**Problem requirements**. Every record must be written out once more, with nothing added or omitted.
## START Material for this exercise
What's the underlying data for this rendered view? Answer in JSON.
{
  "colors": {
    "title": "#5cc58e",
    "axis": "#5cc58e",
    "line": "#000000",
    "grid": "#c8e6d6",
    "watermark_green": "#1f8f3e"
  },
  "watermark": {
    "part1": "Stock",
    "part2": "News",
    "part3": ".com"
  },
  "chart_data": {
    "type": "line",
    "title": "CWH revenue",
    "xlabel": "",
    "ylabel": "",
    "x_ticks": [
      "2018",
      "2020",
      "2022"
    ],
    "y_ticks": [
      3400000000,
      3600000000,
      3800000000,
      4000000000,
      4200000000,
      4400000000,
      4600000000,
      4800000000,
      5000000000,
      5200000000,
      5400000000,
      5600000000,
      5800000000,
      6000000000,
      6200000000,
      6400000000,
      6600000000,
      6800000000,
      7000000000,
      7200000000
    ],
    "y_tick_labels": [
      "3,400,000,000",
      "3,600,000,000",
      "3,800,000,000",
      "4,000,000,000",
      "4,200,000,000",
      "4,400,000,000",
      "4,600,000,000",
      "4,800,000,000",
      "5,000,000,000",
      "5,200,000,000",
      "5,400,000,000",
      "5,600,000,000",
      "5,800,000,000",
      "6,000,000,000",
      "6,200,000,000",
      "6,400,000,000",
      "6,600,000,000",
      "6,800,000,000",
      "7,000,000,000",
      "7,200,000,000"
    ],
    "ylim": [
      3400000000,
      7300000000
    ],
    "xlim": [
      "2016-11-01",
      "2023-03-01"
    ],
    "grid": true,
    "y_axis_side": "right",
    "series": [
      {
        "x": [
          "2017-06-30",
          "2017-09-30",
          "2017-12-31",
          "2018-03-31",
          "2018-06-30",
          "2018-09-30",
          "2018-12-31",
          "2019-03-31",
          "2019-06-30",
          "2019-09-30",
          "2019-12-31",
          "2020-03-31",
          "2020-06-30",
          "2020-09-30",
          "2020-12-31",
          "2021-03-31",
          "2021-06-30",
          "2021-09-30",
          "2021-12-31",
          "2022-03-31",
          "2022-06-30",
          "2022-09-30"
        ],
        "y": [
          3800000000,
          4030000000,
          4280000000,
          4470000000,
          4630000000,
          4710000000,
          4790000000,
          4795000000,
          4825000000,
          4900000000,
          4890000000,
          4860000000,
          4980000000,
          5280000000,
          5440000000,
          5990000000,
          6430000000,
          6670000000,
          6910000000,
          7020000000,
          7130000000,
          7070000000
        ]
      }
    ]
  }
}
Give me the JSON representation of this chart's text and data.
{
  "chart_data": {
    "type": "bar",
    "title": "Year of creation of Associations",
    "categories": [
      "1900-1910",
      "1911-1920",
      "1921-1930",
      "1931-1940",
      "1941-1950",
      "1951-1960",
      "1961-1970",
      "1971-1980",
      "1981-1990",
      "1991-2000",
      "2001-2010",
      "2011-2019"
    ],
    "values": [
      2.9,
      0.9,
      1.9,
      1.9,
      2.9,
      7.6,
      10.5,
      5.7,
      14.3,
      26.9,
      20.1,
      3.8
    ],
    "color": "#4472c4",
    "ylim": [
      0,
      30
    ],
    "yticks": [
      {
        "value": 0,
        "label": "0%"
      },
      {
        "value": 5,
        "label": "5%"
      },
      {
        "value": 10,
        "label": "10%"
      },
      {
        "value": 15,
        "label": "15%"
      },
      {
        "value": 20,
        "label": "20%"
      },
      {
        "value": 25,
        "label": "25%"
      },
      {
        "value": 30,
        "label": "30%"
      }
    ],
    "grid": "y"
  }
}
## END Material for this exercise
**Exercise solution**.
What's the underlying data for this rendered view? Answer in JSON.
{
  "colors": {
    "title": "#5cc58e",
    "axis": "#5cc58e",
    "line": "#000000",
    "grid": "#c8e6d6",
    "watermark_green": "#1f8f3e"
  },
  "watermark": {
    "part1": "Stock",
    "part2": "News",
    "part3": ".com"
  },
  "chart_data": {
    "type": "line",
    "title": "CWH revenue",
    "xlabel": "",
    "ylabel": "",
    "x_ticks": [
      "2018",
      "2020",
      "2022"
    ],
    "y_ticks": [
      3400000000,
      3600000000,
      3800000000,
      4000000000,
      4200000000,
      4400000000,
      4600000000,
      4800000000,
      5000000000,
      5200000000,
      5400000000,
      5600000000,
      5800000000,
      6000000000,
      6200000000,
      6400000000,
      6600000000,
      6800000000,
      7000000000,
      7200000000
    ],
    "y_tick_labels": [
      "3,400,000,000",
      "3,600,000,000",
      "3,800,000,000",
      "4,000,000,000",
      "4,200,000,000",
      "4,400,000,000",
      "4,600,000,000",
      "4,800,000,000",
      "5,000,000,000",
      "5,200,000,000",
      "5,400,000,000",
      "5,600,000,000",
      "5,800,000,000",
      "6,000,000,000",
      "6,200,000,000",
      "6,400,000,000",
      "6,600,000,000",
      "6,800,000,000",
      "7,000,000,000",
      "7,200,000,000"
    ],
    "ylim": [
      3400000000,
      7300000000
    ],
    "xlim": [
      "2016-11-01",
      "2023-03-01"
    ],
    "grid": true,
    "y_axis_side": "right",
    "series": [
      {
        "x": [
          "2017-06-30",
          "2017-09-30",
          "2017-12-31",
          "2018-03-31",
          "2018-06-30",
          "2018-09-30",
          "2018-12-31",
          "2019-03-31",
          "2019-06-30",
          "2019-09-30",
          "2019-12-31",
          "2020-03-31",
          "2020-06-30",
          "2020-09-30",
          "2020-12-31",
          "2021-03-31",
          "2021-06-30",
          "2021-09-30",
          "2021-12-31",
          "2022-03-31",
          "2022-06-30",
          "2022-09-30"
        ],
        "y": [
          3800000000,
          4030000000,
          4280000000,
          4470000000,
          4630000000,
          4710000000,
          4790000000,
          4795000000,
          4825000000,
          4900000000,
          4890000000,
          4860000000,
          4980000000,
          5280000000,
          5440000000,
          5990000000,
          6430000000,
          6670000000,
          6910000000,
          7020000000,
          7130000000,
          7070000000
        ]
      }
    ]
  }
}
Give me the JSON representation of this chart's text and data.
{
  "chart_data": {
    "type": "bar",
    "title": "Year of creation of Associations",
    "categories": [
      "1900-1910",
      "1911-1920",
      "1921-1930",
      "1931-1940",
      "1941-1950",
      "1951-1960",
      "1961-1970",
      "1971-1980",
      "1981-1990",
      "1991-2000",
      "2001-2010",
      "2011-2019"
    ],
    "values": [
      2.9,
      0.9,
      1.9,
      1.9,
      2.9,
      7.6,
      10.5,
      5.7,
      14.3,
      26.9,
      20.1,
      3.8
    ],
    "color": "#4472c4",
    "ylim": [
      0,
      30
    ],
    "yticks": [
      {
        "value": 0,
        "label": "0%"
      },
      {
        "value": 5,
        "label": "5%"
      },
      {
        "value": 10,
        "label": "10%"
      },
      {
        "value": 15,
        "label": "15%"
      },
      {
        "value": 20,
        "label": "20%"
      },
      {
        "value": 25,
        "label": "25%"
      },
      {
        "value": 30,
        "label": "30%"
      }
    ],
    "grid": "y"
  }
}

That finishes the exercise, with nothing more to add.